Problem to solve: All records must be quoted exactly. Omit the pictures.
-----
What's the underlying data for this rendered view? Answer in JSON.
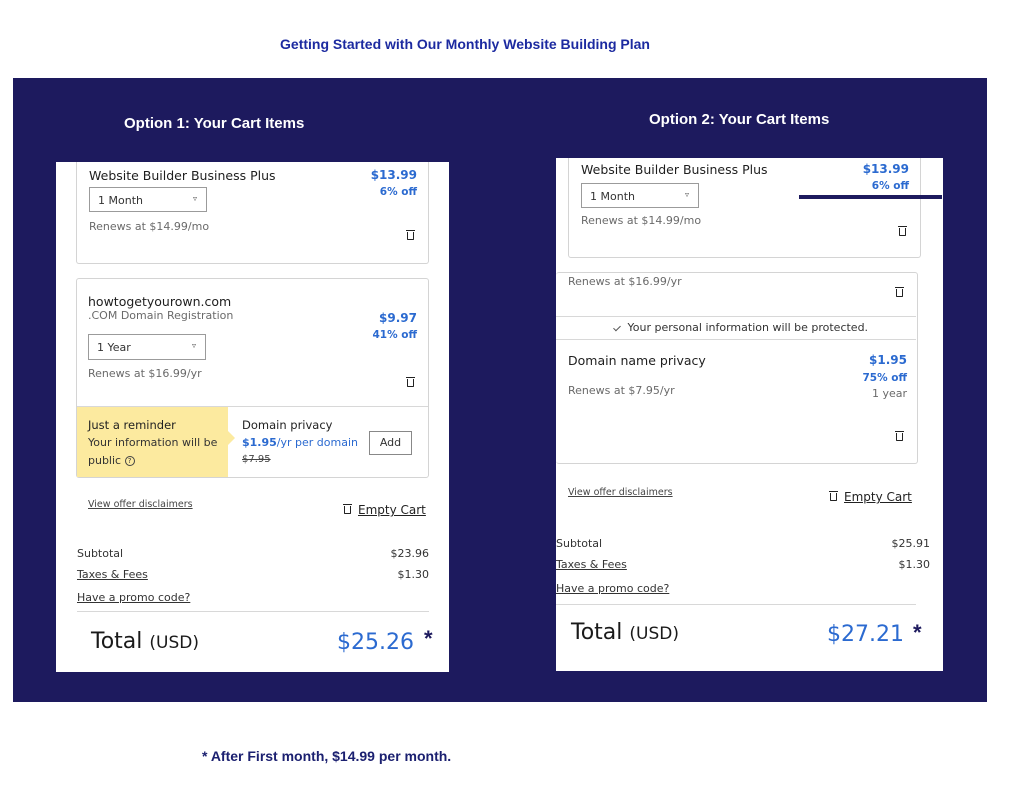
{
  "heading": "Getting Started with Our Monthly Website Building Plan",
  "footnote": "* After First month, $14.99 per month.",
  "colors": {
    "banner": "#1d1a5e",
    "price_blue": "#2b6ad0",
    "reminder_yellow": "#fcea9f",
    "heading_blue": "#1c2aa0"
  },
  "option1": {
    "title": "Option 1:  Your Cart Items",
    "item1": {
      "name": "Website Builder Business Plus",
      "price": "$13.99",
      "discount": "6% off",
      "term": "1 Month",
      "renews": "Renews at $14.99/mo"
    },
    "item2": {
      "domain": "howtogetyourown.com",
      "type": ".COM Domain Registration",
      "price": "$9.97",
      "discount": "41% off",
      "term": "1 Year",
      "renews": "Renews at $16.99/yr"
    },
    "reminder": {
      "title": "Just a reminder",
      "line1": "Your information will be",
      "line2": "public"
    },
    "privacy_offer": {
      "title": "Domain privacy",
      "price": "$1.95",
      "per": "/yr per domain",
      "old_price": "$7.95",
      "add_label": "Add"
    },
    "disclaimers": "View offer disclaimers",
    "empty_cart": "Empty Cart",
    "subtotal_label": "Subtotal",
    "subtotal": "$23.96",
    "taxes_label": "Taxes & Fees",
    "taxes": "$1.30",
    "promo": "Have a promo code?",
    "total_label": "Total",
    "total_unit": "(USD)",
    "total": "$25.26",
    "star": "*"
  },
  "option2": {
    "title": "Option 2:  Your Cart Items",
    "item1": {
      "name": "Website Builder Business Plus",
      "price": "$13.99",
      "discount": "6% off",
      "term": "1 Month",
      "renews": "Renews at $14.99/mo"
    },
    "item2_renews": "Renews at $16.99/yr",
    "protected": "Your personal information will be protected.",
    "privacy": {
      "name": "Domain name privacy",
      "price": "$1.95",
      "discount": "75% off",
      "term": "1 year",
      "renews": "Renews at $7.95/yr"
    },
    "disclaimers": "View offer disclaimers",
    "empty_cart": "Empty Cart",
    "subtotal_label": "Subtotal",
    "subtotal": "$25.91",
    "taxes_label": "Taxes & Fees",
    "taxes": "$1.30",
    "promo": "Have a promo code?",
    "total_label": "Total",
    "total_unit": "(USD)",
    "total": "$27.21",
    "star": "*"
  }
}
-----
Solution to this exercise:
What's the underlying data for this rendered view? Answer in JSON.
{
  "heading": "Getting Started with Our Monthly Website Building Plan",
  "footnote": "* After First month, $14.99 per month.",
  "colors": {
    "banner": "#1d1a5e",
    "price_blue": "#2b6ad0",
    "reminder_yellow": "#fcea9f",
    "heading_blue": "#1c2aa0"
  },
  "option1": {
    "title": "Option 1:  Your Cart Items",
    "item1": {
      "name": "Website Builder Business Plus",
      "price": "$13.99",
      "discount": "6% off",
      "term": "1 Month",
      "renews": "Renews at $14.99/mo"
    },
    "item2": {
      "domain": "howtogetyourown.com",
      "type": ".COM Domain Registration",
      "price": "$9.97",
      "discount": "41% off",
      "term": "1 Year",
      "renews": "Renews at $16.99/yr"
    },
    "reminder": {
      "title": "Just a reminder",
      "line1": "Your information will be",
      "line2": "public"
    },
    "privacy_offer": {
      "title": "Domain privacy",
      "price": "$1.95",
      "per": "/yr per domain",
      "old_price": "$7.95",
      "add_label": "Add"
    },
    "disclaimers": "View offer disclaimers",
    "empty_cart": "Empty Cart",
    "subtotal_label": "Subtotal",
    "subtotal": "$23.96",
    "taxes_label": "Taxes & Fees",
    "taxes": "$1.30",
    "promo": "Have a promo code?",
    "total_label": "Total",
    "total_unit": "(USD)",
    "total": "$25.26",
    "star": "*"
  },
  "option2": {
    "title": "Option 2:  Your Cart Items",
    "item1": {
      "name": "Website Builder Business Plus",
      "price": "$13.99",
      "discount": "6% off",
      "term": "1 Month",
      "renews": "Renews at $14.99/mo"
    },
    "item2_renews": "Renews at $16.99/yr",
    "protected": "Your personal information will be protected.",
    "privacy": {
      "name": "Domain name privacy",
      "price": "$1.95",
      "discount": "75% off",
      "term": "1 year",
      "renews": "Renews at $7.95/yr"
    },
    "disclaimers": "View offer disclaimers",
    "empty_cart": "Empty Cart",
    "subtotal_label": "Subtotal",
    "subtotal": "$25.91",
    "taxes_label": "Taxes & Fees",
    "taxes": "$1.30",
    "promo": "Have a promo code?",
    "total_label": "Total",
    "total_unit": "(USD)",
    "total": "$27.21",
    "star": "*"
  }
}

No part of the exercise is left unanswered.